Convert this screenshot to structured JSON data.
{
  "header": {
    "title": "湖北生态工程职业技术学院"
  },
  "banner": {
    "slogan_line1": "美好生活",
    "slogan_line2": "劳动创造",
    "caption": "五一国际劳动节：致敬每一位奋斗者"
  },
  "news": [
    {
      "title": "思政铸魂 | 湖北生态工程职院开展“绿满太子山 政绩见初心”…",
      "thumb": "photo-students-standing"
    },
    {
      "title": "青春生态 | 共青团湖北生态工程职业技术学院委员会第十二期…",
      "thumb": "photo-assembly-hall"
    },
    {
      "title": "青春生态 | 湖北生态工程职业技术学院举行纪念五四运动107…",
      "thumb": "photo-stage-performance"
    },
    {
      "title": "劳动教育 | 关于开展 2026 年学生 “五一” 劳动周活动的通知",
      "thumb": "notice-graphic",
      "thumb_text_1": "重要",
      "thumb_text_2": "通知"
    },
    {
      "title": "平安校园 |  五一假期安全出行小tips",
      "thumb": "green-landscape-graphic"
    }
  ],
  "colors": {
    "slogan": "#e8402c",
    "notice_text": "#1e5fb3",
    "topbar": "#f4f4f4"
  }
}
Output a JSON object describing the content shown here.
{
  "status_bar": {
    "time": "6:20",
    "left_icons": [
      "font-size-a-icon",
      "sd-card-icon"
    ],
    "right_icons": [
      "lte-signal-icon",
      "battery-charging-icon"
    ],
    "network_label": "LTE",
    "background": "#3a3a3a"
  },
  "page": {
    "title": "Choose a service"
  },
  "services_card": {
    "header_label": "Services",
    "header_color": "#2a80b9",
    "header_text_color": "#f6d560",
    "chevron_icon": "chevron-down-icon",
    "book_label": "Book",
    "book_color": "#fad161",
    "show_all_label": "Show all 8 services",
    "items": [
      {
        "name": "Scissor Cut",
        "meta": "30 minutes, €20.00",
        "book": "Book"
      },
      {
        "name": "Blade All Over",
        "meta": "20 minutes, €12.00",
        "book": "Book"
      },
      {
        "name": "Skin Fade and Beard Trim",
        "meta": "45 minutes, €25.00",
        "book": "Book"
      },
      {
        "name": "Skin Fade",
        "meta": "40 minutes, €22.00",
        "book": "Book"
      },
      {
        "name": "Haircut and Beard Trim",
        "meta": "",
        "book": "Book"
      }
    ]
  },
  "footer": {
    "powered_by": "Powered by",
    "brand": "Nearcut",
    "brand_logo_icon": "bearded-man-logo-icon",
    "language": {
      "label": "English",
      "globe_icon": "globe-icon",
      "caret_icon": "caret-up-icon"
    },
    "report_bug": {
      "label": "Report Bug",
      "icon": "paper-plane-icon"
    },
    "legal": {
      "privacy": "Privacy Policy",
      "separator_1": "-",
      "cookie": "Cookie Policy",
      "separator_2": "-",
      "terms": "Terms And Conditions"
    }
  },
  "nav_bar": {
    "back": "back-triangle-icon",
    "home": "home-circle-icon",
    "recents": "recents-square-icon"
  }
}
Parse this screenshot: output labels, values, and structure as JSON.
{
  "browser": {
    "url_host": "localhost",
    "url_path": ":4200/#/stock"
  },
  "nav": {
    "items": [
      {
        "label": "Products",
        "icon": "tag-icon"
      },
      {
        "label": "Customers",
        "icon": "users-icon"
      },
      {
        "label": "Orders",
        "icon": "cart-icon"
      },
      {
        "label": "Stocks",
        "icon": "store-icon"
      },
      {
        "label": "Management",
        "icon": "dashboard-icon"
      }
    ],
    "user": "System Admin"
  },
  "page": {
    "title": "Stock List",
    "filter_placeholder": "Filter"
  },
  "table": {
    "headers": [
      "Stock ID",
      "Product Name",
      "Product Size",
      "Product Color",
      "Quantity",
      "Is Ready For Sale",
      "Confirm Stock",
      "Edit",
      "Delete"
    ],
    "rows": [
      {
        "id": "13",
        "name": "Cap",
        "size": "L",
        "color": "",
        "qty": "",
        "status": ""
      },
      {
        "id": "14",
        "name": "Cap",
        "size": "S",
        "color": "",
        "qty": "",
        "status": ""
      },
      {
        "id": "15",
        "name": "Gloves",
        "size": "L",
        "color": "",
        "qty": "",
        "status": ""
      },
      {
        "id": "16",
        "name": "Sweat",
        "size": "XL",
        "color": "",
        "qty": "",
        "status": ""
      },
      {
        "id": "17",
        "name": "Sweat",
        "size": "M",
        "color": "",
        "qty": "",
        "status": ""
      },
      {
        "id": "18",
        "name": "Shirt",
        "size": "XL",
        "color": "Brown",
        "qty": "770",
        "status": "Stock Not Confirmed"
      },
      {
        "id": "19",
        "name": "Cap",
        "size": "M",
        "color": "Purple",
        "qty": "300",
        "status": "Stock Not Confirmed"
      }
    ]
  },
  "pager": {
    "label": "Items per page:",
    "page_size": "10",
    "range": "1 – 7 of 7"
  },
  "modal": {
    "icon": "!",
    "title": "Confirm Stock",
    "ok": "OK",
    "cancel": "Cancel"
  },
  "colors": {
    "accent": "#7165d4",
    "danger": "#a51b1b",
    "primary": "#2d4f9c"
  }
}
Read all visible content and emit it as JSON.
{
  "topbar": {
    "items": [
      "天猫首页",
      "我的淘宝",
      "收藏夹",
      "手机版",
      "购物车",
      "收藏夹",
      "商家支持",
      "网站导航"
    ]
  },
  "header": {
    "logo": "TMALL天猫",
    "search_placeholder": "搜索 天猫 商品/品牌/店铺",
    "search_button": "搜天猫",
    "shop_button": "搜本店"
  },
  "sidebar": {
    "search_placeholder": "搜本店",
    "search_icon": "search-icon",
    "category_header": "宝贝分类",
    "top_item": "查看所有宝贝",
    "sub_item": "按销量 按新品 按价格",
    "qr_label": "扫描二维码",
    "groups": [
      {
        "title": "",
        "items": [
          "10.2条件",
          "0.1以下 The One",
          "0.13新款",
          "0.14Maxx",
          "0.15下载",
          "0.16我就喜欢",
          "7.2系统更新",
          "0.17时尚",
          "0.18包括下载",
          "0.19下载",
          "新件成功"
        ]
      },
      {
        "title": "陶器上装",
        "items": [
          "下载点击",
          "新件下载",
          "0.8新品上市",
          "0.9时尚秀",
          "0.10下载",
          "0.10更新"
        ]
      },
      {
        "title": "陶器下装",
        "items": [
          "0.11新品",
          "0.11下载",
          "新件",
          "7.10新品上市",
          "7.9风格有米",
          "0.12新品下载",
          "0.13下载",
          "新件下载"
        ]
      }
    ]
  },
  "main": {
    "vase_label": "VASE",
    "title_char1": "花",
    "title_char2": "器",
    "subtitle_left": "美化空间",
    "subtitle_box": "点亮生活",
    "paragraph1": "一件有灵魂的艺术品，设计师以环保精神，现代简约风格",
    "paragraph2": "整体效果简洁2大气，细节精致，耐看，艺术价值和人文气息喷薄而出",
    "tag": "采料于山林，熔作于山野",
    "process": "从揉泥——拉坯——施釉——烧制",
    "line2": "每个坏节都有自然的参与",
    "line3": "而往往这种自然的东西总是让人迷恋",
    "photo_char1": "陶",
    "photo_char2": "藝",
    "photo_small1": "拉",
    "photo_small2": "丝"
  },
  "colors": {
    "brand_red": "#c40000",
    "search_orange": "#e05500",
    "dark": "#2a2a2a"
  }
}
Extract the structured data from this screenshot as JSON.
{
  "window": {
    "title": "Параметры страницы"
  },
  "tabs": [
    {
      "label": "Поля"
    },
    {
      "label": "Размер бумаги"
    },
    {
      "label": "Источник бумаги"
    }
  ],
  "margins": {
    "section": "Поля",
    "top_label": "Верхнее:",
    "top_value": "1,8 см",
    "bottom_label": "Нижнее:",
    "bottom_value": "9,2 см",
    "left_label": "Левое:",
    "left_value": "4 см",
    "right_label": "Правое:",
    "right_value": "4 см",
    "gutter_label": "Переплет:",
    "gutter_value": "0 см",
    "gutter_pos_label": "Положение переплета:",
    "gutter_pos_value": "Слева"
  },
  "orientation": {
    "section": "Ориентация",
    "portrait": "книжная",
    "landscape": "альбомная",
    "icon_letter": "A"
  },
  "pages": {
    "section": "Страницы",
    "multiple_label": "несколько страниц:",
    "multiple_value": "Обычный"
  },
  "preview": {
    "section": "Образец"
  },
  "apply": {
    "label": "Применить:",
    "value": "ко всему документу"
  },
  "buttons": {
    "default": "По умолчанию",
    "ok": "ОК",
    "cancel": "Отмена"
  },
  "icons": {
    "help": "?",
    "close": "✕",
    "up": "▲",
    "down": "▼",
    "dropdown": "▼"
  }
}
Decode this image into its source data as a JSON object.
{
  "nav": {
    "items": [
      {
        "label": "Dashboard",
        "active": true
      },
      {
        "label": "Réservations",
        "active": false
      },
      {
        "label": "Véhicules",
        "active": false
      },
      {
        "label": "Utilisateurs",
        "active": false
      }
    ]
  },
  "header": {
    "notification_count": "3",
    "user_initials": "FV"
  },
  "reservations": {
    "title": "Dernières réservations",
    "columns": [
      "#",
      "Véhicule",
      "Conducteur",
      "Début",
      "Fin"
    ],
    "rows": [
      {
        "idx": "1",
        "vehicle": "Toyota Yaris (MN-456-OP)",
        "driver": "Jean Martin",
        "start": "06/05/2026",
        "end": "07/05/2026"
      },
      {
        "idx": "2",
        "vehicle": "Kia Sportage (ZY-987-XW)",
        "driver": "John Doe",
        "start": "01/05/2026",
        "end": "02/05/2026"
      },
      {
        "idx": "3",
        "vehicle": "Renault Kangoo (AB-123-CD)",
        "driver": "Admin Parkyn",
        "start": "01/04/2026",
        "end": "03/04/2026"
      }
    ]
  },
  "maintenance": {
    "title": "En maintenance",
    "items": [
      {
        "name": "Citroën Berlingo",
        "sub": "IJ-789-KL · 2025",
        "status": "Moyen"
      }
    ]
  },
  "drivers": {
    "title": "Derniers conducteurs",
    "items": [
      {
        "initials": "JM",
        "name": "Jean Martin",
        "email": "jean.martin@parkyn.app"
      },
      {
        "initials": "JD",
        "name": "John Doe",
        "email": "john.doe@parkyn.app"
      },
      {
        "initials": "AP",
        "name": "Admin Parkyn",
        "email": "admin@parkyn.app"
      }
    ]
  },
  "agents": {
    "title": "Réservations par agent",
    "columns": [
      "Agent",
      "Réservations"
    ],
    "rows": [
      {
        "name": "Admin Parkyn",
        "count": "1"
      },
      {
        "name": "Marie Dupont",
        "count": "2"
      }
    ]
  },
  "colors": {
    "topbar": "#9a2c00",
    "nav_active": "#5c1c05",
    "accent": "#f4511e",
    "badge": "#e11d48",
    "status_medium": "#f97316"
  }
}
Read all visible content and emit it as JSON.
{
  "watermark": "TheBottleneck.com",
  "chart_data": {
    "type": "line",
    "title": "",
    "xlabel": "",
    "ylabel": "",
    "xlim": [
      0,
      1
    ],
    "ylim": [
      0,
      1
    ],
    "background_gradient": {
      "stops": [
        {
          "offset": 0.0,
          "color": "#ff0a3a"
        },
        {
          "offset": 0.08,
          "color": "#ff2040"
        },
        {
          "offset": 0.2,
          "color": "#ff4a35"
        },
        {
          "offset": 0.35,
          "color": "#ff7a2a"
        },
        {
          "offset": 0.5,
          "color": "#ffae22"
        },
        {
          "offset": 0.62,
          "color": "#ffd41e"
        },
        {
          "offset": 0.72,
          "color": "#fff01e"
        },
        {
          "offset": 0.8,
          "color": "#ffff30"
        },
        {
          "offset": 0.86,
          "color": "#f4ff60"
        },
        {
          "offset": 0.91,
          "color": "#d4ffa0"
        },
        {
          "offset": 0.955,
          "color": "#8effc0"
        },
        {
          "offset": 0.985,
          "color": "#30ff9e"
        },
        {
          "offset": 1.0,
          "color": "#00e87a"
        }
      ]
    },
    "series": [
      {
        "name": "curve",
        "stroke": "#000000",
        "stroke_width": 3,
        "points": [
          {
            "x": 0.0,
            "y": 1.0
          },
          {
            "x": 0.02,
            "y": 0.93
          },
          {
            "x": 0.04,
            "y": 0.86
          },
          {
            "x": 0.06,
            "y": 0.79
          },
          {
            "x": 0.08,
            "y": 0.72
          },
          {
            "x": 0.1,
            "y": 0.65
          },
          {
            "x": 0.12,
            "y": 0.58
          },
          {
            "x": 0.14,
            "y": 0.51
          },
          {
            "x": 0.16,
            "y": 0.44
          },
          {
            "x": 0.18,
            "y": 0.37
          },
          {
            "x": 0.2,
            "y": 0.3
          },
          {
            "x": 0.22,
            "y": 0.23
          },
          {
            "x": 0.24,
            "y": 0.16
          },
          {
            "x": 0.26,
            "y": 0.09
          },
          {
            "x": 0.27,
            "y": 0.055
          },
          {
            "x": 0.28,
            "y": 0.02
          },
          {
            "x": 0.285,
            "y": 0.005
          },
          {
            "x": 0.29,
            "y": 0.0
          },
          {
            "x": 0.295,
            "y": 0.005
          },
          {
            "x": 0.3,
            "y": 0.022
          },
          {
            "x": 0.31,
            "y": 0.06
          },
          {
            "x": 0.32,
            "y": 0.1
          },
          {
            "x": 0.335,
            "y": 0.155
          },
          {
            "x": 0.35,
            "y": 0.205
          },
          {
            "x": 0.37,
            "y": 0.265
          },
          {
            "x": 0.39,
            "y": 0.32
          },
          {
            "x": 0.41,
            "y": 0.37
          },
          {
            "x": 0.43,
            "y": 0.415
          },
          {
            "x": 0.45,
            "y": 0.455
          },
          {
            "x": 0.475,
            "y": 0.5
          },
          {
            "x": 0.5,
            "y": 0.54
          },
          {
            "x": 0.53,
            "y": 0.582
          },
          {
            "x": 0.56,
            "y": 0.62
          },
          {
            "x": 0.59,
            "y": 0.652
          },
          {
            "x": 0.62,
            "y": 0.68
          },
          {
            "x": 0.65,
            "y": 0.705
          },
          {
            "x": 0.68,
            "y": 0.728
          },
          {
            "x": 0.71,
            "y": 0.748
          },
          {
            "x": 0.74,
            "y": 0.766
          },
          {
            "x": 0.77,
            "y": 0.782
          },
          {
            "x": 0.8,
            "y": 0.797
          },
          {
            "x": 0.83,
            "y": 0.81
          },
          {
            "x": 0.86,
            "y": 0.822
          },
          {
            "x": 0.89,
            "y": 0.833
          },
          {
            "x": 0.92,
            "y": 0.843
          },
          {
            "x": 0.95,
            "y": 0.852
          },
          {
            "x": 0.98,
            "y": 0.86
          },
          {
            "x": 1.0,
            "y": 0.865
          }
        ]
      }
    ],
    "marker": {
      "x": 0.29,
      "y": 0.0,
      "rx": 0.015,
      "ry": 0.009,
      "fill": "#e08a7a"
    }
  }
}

WRITTEN PROBLEM: List each line holding the string "logo".

COMPLETE ANSWER:
    "brand_logo_icon": "bearded-man-logo-icon",
    "logo": "TMALL天猫",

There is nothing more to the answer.